Instructions to follow:
Scan the records below. List lines holding "Closed".

Dataset rows:
........

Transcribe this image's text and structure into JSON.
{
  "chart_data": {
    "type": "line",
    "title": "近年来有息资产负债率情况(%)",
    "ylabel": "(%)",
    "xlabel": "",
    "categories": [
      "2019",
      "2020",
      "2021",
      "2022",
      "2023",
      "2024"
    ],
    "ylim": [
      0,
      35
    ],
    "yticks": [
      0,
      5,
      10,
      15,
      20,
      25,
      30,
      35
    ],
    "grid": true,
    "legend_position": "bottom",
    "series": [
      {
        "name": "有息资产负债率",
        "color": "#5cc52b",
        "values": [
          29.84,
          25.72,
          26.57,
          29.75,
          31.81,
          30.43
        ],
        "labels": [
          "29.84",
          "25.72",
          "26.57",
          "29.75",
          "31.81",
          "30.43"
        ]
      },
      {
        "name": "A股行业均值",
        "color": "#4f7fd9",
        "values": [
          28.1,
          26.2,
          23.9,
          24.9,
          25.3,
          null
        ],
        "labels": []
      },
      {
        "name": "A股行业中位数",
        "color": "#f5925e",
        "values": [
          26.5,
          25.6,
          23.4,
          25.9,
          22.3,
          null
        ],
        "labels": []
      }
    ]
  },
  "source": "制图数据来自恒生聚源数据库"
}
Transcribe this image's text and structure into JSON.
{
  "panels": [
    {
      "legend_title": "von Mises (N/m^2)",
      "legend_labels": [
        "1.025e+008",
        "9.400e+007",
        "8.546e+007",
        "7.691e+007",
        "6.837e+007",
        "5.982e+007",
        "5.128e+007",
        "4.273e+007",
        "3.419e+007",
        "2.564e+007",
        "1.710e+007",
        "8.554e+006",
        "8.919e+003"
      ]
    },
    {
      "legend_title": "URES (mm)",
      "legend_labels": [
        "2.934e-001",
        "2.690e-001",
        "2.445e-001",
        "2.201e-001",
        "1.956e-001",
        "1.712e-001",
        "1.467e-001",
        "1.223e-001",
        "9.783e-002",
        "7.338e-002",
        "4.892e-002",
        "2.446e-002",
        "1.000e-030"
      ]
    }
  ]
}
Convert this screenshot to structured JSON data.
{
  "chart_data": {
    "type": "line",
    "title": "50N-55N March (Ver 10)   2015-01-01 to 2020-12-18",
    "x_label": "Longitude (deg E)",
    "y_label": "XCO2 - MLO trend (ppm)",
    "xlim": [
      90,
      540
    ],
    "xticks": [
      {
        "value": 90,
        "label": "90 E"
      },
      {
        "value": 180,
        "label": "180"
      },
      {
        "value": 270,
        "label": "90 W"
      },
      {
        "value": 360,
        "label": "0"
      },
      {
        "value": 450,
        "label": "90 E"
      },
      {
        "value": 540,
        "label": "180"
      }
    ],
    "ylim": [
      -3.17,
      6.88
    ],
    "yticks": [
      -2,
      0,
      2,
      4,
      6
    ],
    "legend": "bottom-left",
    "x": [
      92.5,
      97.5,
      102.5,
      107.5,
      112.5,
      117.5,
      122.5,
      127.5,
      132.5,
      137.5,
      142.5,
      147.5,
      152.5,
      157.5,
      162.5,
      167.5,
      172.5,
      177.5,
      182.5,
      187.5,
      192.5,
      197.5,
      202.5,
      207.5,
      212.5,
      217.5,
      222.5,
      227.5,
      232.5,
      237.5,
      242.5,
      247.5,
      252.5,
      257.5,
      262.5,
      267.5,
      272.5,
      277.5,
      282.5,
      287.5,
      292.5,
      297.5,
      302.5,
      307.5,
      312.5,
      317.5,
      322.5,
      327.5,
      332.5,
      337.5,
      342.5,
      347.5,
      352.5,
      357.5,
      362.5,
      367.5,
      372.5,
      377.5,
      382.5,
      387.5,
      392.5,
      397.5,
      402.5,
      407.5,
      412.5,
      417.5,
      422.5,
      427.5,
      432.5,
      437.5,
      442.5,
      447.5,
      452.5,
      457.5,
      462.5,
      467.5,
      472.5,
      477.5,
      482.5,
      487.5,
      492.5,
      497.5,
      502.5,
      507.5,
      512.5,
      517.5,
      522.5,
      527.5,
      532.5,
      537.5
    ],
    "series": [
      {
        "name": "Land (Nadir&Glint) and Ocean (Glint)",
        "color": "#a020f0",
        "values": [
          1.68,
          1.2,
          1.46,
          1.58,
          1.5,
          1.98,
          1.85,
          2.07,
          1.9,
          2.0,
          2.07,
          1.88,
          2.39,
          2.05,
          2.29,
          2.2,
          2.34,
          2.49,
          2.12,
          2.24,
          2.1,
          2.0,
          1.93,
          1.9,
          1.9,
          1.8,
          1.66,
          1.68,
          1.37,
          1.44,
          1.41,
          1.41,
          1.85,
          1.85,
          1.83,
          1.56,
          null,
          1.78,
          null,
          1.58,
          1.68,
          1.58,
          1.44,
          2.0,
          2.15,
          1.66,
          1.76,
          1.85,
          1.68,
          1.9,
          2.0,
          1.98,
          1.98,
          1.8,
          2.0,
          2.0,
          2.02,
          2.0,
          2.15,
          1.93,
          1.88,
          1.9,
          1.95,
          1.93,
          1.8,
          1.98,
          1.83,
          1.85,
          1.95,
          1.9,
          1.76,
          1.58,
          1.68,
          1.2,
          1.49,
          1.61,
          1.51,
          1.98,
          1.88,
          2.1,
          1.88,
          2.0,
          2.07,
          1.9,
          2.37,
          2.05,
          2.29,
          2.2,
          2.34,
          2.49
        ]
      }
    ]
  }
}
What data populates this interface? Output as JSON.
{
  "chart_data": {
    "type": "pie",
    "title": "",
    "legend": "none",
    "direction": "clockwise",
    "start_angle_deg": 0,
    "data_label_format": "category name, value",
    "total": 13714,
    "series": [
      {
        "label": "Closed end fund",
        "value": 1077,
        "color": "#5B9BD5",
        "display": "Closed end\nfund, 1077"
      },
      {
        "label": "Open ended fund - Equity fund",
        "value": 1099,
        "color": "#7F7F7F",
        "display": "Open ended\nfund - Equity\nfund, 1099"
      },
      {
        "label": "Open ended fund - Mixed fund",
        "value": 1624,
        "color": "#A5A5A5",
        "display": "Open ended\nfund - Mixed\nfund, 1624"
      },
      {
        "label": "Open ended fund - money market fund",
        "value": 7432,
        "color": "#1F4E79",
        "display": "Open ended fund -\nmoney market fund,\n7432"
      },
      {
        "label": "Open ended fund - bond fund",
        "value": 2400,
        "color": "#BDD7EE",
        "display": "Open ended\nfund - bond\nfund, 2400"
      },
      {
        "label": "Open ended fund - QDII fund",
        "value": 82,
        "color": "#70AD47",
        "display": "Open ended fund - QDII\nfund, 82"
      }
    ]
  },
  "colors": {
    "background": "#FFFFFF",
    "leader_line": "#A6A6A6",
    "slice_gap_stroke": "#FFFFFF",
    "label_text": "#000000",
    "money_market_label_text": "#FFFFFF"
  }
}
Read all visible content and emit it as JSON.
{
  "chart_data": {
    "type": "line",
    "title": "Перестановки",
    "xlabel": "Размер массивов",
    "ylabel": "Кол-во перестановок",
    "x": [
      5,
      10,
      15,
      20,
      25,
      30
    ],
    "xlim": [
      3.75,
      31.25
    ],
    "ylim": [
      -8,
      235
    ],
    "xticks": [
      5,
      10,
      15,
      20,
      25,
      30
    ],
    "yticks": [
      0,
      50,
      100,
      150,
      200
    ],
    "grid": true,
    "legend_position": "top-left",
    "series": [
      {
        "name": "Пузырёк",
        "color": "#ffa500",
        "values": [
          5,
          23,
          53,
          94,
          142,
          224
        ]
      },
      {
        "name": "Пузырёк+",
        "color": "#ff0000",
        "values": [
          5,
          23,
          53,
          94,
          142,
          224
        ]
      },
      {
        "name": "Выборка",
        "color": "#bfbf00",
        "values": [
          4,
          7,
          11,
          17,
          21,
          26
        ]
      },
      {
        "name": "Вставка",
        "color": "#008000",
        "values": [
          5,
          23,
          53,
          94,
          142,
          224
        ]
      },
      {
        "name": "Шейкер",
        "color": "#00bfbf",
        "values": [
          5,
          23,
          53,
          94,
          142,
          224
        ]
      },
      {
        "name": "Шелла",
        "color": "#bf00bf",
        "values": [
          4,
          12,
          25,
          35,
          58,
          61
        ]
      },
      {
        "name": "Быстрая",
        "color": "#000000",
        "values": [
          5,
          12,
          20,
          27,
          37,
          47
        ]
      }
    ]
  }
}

........

Correct output:
        "label": "Closed end fund",
        "display": "Closed end\nfund, 1077"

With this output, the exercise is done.